- [Task description] Reproduce the records below exactly as they are written.

(Extracts from a graphics dataset)
* * *
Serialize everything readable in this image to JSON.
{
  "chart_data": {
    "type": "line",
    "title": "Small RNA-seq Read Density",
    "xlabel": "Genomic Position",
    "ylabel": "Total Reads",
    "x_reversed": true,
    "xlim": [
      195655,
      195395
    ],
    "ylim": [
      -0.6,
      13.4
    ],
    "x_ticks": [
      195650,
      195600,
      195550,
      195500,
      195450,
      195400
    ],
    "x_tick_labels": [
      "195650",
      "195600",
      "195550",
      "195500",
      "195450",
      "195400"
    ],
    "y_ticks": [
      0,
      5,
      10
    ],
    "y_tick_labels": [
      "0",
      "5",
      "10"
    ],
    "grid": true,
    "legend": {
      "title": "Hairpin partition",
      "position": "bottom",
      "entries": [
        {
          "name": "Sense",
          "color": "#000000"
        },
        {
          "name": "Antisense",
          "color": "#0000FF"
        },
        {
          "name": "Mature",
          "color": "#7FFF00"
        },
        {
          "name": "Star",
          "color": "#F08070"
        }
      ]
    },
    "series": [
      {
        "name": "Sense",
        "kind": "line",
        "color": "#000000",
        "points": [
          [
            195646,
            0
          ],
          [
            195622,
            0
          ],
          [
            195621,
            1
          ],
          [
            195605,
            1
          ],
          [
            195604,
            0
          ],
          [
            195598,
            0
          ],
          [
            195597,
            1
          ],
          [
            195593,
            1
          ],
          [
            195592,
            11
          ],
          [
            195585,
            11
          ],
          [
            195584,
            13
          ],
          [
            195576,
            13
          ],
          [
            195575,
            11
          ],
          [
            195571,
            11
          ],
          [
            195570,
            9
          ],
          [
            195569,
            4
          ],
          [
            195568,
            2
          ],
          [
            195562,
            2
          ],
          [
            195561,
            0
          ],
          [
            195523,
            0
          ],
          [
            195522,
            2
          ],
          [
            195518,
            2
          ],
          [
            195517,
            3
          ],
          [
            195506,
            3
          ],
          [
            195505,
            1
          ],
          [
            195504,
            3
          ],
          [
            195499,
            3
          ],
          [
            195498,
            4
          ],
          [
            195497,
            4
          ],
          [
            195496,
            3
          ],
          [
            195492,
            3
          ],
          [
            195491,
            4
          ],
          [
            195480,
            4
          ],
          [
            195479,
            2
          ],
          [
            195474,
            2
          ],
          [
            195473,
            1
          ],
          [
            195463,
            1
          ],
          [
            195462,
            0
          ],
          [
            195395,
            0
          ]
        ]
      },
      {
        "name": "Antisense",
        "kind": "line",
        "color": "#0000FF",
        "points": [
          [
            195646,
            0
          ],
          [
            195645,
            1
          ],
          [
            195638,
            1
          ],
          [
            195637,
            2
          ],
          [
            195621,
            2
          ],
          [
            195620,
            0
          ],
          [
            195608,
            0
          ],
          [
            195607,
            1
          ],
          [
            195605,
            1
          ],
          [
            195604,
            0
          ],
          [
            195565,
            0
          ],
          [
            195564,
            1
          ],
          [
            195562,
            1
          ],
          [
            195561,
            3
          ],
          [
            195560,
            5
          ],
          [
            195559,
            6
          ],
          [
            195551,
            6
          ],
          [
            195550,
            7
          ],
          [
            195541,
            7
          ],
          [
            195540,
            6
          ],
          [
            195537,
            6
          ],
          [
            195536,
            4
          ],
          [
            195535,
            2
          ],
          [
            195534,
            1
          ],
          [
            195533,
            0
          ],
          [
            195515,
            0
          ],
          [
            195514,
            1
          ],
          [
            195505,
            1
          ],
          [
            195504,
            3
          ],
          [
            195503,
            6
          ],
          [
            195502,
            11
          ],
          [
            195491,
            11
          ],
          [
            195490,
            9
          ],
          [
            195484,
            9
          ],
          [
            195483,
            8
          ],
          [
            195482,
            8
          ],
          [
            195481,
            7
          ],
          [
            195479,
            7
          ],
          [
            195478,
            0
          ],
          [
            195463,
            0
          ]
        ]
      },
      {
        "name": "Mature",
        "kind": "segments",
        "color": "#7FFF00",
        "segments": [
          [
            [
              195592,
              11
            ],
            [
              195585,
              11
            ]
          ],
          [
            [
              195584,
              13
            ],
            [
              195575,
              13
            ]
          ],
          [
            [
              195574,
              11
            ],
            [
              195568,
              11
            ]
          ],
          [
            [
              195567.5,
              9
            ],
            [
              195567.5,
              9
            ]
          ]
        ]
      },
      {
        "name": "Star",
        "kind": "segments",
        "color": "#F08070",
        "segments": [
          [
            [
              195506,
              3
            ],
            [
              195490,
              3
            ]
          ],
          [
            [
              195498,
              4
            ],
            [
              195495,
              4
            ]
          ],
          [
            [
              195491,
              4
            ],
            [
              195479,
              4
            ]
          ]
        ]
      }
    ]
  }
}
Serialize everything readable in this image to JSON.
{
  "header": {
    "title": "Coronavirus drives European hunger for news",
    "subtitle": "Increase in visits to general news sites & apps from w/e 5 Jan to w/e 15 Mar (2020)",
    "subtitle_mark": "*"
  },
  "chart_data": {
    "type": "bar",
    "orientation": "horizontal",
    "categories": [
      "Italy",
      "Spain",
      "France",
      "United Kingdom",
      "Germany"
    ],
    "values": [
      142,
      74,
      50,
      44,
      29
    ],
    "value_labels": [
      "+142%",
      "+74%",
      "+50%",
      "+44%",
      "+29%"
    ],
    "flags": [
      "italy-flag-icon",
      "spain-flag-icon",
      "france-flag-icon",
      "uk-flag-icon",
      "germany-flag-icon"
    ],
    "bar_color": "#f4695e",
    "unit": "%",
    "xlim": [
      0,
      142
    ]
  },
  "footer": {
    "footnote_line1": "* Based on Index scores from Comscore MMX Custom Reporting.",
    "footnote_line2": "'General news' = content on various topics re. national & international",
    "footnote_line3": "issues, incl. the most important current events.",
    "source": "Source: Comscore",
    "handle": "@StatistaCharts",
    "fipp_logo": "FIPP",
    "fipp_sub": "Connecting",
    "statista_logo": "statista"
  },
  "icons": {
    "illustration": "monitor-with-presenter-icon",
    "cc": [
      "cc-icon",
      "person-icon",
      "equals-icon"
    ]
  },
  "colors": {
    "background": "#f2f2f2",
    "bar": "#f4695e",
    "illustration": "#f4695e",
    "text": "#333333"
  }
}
* * *
- [Exercise solution]
Serialize everything readable in this image to JSON.
{
  "chart_data": {
    "type": "line",
    "title": "Small RNA-seq Read Density",
    "xlabel": "Genomic Position",
    "ylabel": "Total Reads",
    "x_reversed": true,
    "xlim": [
      195655,
      195395
    ],
    "ylim": [
      -0.6,
      13.4
    ],
    "x_ticks": [
      195650,
      195600,
      195550,
      195500,
      195450,
      195400
    ],
    "x_tick_labels": [
      "195650",
      "195600",
      "195550",
      "195500",
      "195450",
      "195400"
    ],
    "y_ticks": [
      0,
      5,
      10
    ],
    "y_tick_labels": [
      "0",
      "5",
      "10"
    ],
    "grid": true,
    "legend": {
      "title": "Hairpin partition",
      "position": "bottom",
      "entries": [
        {
          "name": "Sense",
          "color": "#000000"
        },
        {
          "name": "Antisense",
          "color": "#0000FF"
        },
        {
          "name": "Mature",
          "color": "#7FFF00"
        },
        {
          "name": "Star",
          "color": "#F08070"
        }
      ]
    },
    "series": [
      {
        "name": "Sense",
        "kind": "line",
        "color": "#000000",
        "points": [
          [
            195646,
            0
          ],
          [
            195622,
            0
          ],
          [
            195621,
            1
          ],
          [
            195605,
            1
          ],
          [
            195604,
            0
          ],
          [
            195598,
            0
          ],
          [
            195597,
            1
          ],
          [
            195593,
            1
          ],
          [
            195592,
            11
          ],
          [
            195585,
            11
          ],
          [
            195584,
            13
          ],
          [
            195576,
            13
          ],
          [
            195575,
            11
          ],
          [
            195571,
            11
          ],
          [
            195570,
            9
          ],
          [
            195569,
            4
          ],
          [
            195568,
            2
          ],
          [
            195562,
            2
          ],
          [
            195561,
            0
          ],
          [
            195523,
            0
          ],
          [
            195522,
            2
          ],
          [
            195518,
            2
          ],
          [
            195517,
            3
          ],
          [
            195506,
            3
          ],
          [
            195505,
            1
          ],
          [
            195504,
            3
          ],
          [
            195499,
            3
          ],
          [
            195498,
            4
          ],
          [
            195497,
            4
          ],
          [
            195496,
            3
          ],
          [
            195492,
            3
          ],
          [
            195491,
            4
          ],
          [
            195480,
            4
          ],
          [
            195479,
            2
          ],
          [
            195474,
            2
          ],
          [
            195473,
            1
          ],
          [
            195463,
            1
          ],
          [
            195462,
            0
          ],
          [
            195395,
            0
          ]
        ]
      },
      {
        "name": "Antisense",
        "kind": "line",
        "color": "#0000FF",
        "points": [
          [
            195646,
            0
          ],
          [
            195645,
            1
          ],
          [
            195638,
            1
          ],
          [
            195637,
            2
          ],
          [
            195621,
            2
          ],
          [
            195620,
            0
          ],
          [
            195608,
            0
          ],
          [
            195607,
            1
          ],
          [
            195605,
            1
          ],
          [
            195604,
            0
          ],
          [
            195565,
            0
          ],
          [
            195564,
            1
          ],
          [
            195562,
            1
          ],
          [
            195561,
            3
          ],
          [
            195560,
            5
          ],
          [
            195559,
            6
          ],
          [
            195551,
            6
          ],
          [
            195550,
            7
          ],
          [
            195541,
            7
          ],
          [
            195540,
            6
          ],
          [
            195537,
            6
          ],
          [
            195536,
            4
          ],
          [
            195535,
            2
          ],
          [
            195534,
            1
          ],
          [
            195533,
            0
          ],
          [
            195515,
            0
          ],
          [
            195514,
            1
          ],
          [
            195505,
            1
          ],
          [
            195504,
            3
          ],
          [
            195503,
            6
          ],
          [
            195502,
            11
          ],
          [
            195491,
            11
          ],
          [
            195490,
            9
          ],
          [
            195484,
            9
          ],
          [
            195483,
            8
          ],
          [
            195482,
            8
          ],
          [
            195481,
            7
          ],
          [
            195479,
            7
          ],
          [
            195478,
            0
          ],
          [
            195463,
            0
          ]
        ]
      },
      {
        "name": "Mature",
        "kind": "segments",
        "color": "#7FFF00",
        "segments": [
          [
            [
              195592,
              11
            ],
            [
              195585,
              11
            ]
          ],
          [
            [
              195584,
              13
            ],
            [
              195575,
              13
            ]
          ],
          [
            [
              195574,
              11
            ],
            [
              195568,
              11
            ]
          ],
          [
            [
              195567.5,
              9
            ],
            [
              195567.5,
              9
            ]
          ]
        ]
      },
      {
        "name": "Star",
        "kind": "segments",
        "color": "#F08070",
        "segments": [
          [
            [
              195506,
              3
            ],
            [
              195490,
              3
            ]
          ],
          [
            [
              195498,
              4
            ],
            [
              195495,
              4
            ]
          ],
          [
            [
              195491,
              4
            ],
            [
              195479,
              4
            ]
          ]
        ]
      }
    ]
  }
}
Serialize everything readable in this image to JSON.
{
  "header": {
    "title": "Coronavirus drives European hunger for news",
    "subtitle": "Increase in visits to general news sites & apps from w/e 5 Jan to w/e 15 Mar (2020)",
    "subtitle_mark": "*"
  },
  "chart_data": {
    "type": "bar",
    "orientation": "horizontal",
    "categories": [
      "Italy",
      "Spain",
      "France",
      "United Kingdom",
      "Germany"
    ],
    "values": [
      142,
      74,
      50,
      44,
      29
    ],
    "value_labels": [
      "+142%",
      "+74%",
      "+50%",
      "+44%",
      "+29%"
    ],
    "flags": [
      "italy-flag-icon",
      "spain-flag-icon",
      "france-flag-icon",
      "uk-flag-icon",
      "germany-flag-icon"
    ],
    "bar_color": "#f4695e",
    "unit": "%",
    "xlim": [
      0,
      142
    ]
  },
  "footer": {
    "footnote_line1": "* Based on Index scores from Comscore MMX Custom Reporting.",
    "footnote_line2": "'General news' = content on various topics re. national & international",
    "footnote_line3": "issues, incl. the most important current events.",
    "source": "Source: Comscore",
    "handle": "@StatistaCharts",
    "fipp_logo": "FIPP",
    "fipp_sub": "Connecting",
    "statista_logo": "statista"
  },
  "icons": {
    "illustration": "monitor-with-presenter-icon",
    "cc": [
      "cc-icon",
      "person-icon",
      "equals-icon"
    ]
  },
  "colors": {
    "background": "#f2f2f2",
    "bar": "#f4695e",
    "illustration": "#f4695e",
    "text": "#333333"
  }
}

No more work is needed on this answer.